■ RAW RECORDS:
····················
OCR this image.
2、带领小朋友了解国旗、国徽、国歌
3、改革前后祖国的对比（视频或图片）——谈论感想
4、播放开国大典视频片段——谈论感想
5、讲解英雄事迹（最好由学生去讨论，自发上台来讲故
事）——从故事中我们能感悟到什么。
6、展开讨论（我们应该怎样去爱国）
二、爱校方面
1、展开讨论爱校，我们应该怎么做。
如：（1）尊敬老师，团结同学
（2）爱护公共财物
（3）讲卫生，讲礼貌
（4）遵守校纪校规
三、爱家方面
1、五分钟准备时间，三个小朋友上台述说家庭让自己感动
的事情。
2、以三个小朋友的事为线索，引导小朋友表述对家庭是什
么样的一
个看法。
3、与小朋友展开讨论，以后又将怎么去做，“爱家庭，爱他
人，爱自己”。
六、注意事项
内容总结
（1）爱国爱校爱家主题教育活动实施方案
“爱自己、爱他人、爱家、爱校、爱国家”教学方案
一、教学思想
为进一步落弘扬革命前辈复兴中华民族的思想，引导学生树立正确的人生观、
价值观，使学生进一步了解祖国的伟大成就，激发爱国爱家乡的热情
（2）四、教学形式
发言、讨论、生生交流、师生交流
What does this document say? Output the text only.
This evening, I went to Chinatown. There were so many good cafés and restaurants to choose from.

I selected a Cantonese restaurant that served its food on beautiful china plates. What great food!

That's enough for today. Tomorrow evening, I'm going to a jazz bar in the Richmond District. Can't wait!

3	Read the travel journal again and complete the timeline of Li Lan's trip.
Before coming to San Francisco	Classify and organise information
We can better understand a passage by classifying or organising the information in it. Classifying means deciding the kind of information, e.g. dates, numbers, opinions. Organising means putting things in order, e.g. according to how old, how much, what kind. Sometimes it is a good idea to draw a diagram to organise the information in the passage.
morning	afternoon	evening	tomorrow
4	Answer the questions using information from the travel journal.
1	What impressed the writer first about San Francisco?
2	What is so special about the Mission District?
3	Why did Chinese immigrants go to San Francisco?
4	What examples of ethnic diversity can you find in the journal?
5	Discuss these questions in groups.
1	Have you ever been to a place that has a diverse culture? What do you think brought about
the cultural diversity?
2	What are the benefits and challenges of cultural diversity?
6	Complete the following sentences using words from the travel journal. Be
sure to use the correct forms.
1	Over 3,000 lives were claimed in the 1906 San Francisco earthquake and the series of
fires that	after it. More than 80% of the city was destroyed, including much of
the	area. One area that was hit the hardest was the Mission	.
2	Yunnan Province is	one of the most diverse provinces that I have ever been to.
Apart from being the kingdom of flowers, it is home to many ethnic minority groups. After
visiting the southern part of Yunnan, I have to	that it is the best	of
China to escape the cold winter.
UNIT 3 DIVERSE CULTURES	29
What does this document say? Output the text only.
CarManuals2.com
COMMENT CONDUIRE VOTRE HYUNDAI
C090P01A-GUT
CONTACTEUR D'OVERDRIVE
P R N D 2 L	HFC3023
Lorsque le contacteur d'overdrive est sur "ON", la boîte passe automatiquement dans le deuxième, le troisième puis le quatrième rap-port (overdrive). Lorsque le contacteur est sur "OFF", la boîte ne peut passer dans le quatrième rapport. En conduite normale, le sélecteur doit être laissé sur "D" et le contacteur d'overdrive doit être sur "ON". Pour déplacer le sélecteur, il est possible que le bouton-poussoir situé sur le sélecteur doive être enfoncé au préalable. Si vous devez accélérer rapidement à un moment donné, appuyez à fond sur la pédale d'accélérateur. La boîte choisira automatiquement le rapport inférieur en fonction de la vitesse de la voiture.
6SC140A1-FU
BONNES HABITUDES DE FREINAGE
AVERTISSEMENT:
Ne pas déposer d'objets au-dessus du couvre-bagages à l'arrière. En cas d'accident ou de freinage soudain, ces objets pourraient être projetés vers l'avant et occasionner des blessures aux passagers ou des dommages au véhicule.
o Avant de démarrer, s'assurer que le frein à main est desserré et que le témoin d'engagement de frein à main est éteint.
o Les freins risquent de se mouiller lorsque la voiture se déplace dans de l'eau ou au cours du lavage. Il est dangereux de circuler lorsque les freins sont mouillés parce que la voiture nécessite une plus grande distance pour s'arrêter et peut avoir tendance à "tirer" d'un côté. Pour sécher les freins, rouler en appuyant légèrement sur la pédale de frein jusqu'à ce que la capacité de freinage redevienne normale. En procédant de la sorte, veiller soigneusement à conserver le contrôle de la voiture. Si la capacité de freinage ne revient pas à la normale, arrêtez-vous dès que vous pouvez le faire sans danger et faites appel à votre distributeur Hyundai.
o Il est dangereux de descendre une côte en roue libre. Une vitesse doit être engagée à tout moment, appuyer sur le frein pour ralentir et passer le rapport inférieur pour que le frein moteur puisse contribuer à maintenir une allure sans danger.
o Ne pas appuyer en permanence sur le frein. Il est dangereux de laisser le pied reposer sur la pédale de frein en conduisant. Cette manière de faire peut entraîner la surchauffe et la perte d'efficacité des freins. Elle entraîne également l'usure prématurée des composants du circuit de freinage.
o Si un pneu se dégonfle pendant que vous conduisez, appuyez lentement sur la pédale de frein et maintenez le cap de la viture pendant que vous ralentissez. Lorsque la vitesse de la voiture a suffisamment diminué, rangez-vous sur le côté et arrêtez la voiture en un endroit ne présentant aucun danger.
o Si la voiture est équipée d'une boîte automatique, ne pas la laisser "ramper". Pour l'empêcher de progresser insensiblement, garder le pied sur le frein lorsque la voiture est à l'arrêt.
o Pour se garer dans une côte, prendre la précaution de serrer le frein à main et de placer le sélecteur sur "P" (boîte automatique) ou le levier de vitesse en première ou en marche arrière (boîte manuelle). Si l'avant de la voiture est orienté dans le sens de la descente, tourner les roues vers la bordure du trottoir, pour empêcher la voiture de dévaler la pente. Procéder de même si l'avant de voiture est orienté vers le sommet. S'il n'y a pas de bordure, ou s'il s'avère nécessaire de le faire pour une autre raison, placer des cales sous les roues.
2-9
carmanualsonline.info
····················
Make an exact copy of the material above.

■ EXERCISE SOLUTION:
OCR this image.
2、带领小朋友了解国旗、国徽、国歌
3、改革前后祖国的对比（视频或图片）——谈论感想
4、播放开国大典视频片段——谈论感想
5、讲解英雄事迹（最好由学生去讨论，自发上台来讲故
事）——从故事中我们能感悟到什么。
6、展开讨论（我们应该怎样去爱国）
二、爱校方面
1、展开讨论爱校，我们应该怎么做。
如：（1）尊敬老师，团结同学
（2）爱护公共财物
（3）讲卫生，讲礼貌
（4）遵守校纪校规
三、爱家方面
1、五分钟准备时间，三个小朋友上台述说家庭让自己感动
的事情。
2、以三个小朋友的事为线索，引导小朋友表述对家庭是什
么样的一
个看法。
3、与小朋友展开讨论，以后又将怎么去做，“爱家庭，爱他
人，爱自己”。
六、注意事项
内容总结
（1）爱国爱校爱家主题教育活动实施方案
“爱自己、爱他人、爱家、爱校、爱国家”教学方案
一、教学思想
为进一步落弘扬革命前辈复兴中华民族的思想，引导学生树立正确的人生观、
价值观，使学生进一步了解祖国的伟大成就，激发爱国爱家乡的热情
（2）四、教学形式
发言、讨论、生生交流、师生交流
What does this document say? Output the text only.
This evening, I went to Chinatown. There were so many good cafés and restaurants to choose from.

I selected a Cantonese restaurant that served its food on beautiful china plates. What great food!

That's enough for today. Tomorrow evening, I'm going to a jazz bar in the Richmond District. Can't wait!

3	Read the travel journal again and complete the timeline of Li Lan's trip.
Before coming to San Francisco	Classify and organise information
We can better understand a passage by classifying or organising the information in it. Classifying means deciding the kind of information, e.g. dates, numbers, opinions. Organising means putting things in order, e.g. according to how old, how much, what kind. Sometimes it is a good idea to draw a diagram to organise the information in the passage.
morning	afternoon	evening	tomorrow
4	Answer the questions using information from the travel journal.
1	What impressed the writer first about San Francisco?
2	What is so special about the Mission District?
3	Why did Chinese immigrants go to San Francisco?
4	What examples of ethnic diversity can you find in the journal?
5	Discuss these questions in groups.
1	Have you ever been to a place that has a diverse culture? What do you think brought about
the cultural diversity?
2	What are the benefits and challenges of cultural diversity?
6	Complete the following sentences using words from the travel journal. Be
sure to use the correct forms.
1	Over 3,000 lives were claimed in the 1906 San Francisco earthquake and the series of
fires that	after it. More than 80% of the city was destroyed, including much of
the	area. One area that was hit the hardest was the Mission	.
2	Yunnan Province is	one of the most diverse provinces that I have ever been to.
Apart from being the kingdom of flowers, it is home to many ethnic minority groups. After
visiting the southern part of Yunnan, I have to	that it is the best	of
China to escape the cold winter.
UNIT 3 DIVERSE CULTURES	29
What does this document say? Output the text only.
CarManuals2.com
COMMENT CONDUIRE VOTRE HYUNDAI
C090P01A-GUT
CONTACTEUR D'OVERDRIVE
P R N D 2 L	HFC3023
Lorsque le contacteur d'overdrive est sur "ON", la boîte passe automatiquement dans le deuxième, le troisième puis le quatrième rap-port (overdrive). Lorsque le contacteur est sur "OFF", la boîte ne peut passer dans le quatrième rapport. En conduite normale, le sélecteur doit être laissé sur "D" et le contacteur d'overdrive doit être sur "ON". Pour déplacer le sélecteur, il est possible que le bouton-poussoir situé sur le sélecteur doive être enfoncé au préalable. Si vous devez accélérer rapidement à un moment donné, appuyez à fond sur la pédale d'accélérateur. La boîte choisira automatiquement le rapport inférieur en fonction de la vitesse de la voiture.
6SC140A1-FU
BONNES HABITUDES DE FREINAGE
AVERTISSEMENT:
Ne pas déposer d'objets au-dessus du couvre-bagages à l'arrière. En cas d'accident ou de freinage soudain, ces objets pourraient être projetés vers l'avant et occasionner des blessures aux passagers ou des dommages au véhicule.
o Avant de démarrer, s'assurer que le frein à main est desserré et que le témoin d'engagement de frein à main est éteint.
o Les freins risquent de se mouiller lorsque la voiture se déplace dans de l'eau ou au cours du lavage. Il est dangereux de circuler lorsque les freins sont mouillés parce que la voiture nécessite une plus grande distance pour s'arrêter et peut avoir tendance à "tirer" d'un côté. Pour sécher les freins, rouler en appuyant légèrement sur la pédale de frein jusqu'à ce que la capacité de freinage redevienne normale. En procédant de la sorte, veiller soigneusement à conserver le contrôle de la voiture. Si la capacité de freinage ne revient pas à la normale, arrêtez-vous dès que vous pouvez le faire sans danger et faites appel à votre distributeur Hyundai.
o Il est dangereux de descendre une côte en roue libre. Une vitesse doit être engagée à tout moment, appuyer sur le frein pour ralentir et passer le rapport inférieur pour que le frein moteur puisse contribuer à maintenir une allure sans danger.
o Ne pas appuyer en permanence sur le frein. Il est dangereux de laisser le pied reposer sur la pédale de frein en conduisant. Cette manière de faire peut entraîner la surchauffe et la perte d'efficacité des freins. Elle entraîne également l'usure prématurée des composants du circuit de freinage.
o Si un pneu se dégonfle pendant que vous conduisez, appuyez lentement sur la pédale de frein et maintenez le cap de la viture pendant que vous ralentissez. Lorsque la vitesse de la voiture a suffisamment diminué, rangez-vous sur le côté et arrêtez la voiture en un endroit ne présentant aucun danger.
o Si la voiture est équipée d'une boîte automatique, ne pas la laisser "ramper". Pour l'empêcher de progresser insensiblement, garder le pied sur le frein lorsque la voiture est à l'arrêt.
o Pour se garer dans une côte, prendre la précaution de serrer le frein à main et de placer le sélecteur sur "P" (boîte automatique) ou le levier de vitesse en première ou en marche arrière (boîte manuelle). Si l'avant de la voiture est orienté dans le sens de la descente, tourner les roues vers la bordure du trottoir, pour empêcher la voiture de dévaler la pente. Procéder de même si l'avant de voiture est orienté vers le sommet. S'il n'y a pas de bordure, ou s'il s'avère nécessaire de le faire pour une autre raison, placer des cales sous les roues.
2-9
carmanualsonline.info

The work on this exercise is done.